Collected data:

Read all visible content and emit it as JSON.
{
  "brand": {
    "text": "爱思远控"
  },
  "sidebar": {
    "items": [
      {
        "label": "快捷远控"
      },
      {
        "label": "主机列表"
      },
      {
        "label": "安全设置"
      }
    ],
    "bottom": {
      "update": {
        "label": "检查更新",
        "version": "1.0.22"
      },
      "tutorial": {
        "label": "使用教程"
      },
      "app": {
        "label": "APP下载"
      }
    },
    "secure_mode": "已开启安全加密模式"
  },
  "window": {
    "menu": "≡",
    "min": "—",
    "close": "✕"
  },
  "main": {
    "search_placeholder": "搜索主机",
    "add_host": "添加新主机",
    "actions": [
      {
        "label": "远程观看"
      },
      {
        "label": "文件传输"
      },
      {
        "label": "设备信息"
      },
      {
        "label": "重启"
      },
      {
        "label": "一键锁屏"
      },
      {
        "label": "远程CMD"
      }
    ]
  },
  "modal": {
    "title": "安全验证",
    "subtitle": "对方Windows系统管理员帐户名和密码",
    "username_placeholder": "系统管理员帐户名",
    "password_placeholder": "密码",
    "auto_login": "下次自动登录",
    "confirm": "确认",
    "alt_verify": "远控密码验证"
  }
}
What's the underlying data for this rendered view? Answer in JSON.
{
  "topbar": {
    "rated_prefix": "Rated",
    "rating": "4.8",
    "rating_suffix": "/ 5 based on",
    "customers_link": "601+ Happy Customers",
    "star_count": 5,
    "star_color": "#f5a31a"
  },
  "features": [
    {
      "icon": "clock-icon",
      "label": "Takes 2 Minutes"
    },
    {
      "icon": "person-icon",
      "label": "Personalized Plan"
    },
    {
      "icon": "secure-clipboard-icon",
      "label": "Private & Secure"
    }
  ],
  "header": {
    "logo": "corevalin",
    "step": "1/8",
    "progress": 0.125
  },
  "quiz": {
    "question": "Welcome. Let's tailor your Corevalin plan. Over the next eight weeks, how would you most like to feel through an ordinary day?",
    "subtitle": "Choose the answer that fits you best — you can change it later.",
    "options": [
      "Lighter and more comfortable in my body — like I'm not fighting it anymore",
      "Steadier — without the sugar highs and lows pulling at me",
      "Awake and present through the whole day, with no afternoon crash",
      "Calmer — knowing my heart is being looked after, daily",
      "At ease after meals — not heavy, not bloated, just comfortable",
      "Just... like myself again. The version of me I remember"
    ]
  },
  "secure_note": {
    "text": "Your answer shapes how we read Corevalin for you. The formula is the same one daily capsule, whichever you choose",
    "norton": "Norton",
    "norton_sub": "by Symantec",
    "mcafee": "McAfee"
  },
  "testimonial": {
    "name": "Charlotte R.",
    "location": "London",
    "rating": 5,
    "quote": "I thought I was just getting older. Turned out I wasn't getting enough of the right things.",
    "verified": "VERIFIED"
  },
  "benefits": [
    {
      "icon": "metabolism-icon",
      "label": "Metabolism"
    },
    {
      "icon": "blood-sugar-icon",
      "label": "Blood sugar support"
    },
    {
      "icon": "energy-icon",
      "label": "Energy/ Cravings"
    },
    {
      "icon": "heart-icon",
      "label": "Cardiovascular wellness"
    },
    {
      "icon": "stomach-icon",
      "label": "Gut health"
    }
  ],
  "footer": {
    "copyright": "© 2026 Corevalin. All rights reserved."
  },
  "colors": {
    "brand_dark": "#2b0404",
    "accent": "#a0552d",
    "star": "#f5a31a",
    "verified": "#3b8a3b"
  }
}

#### Requirements
In the listing above, count each line that holds the string "version". Give the number only.

#### Written response
2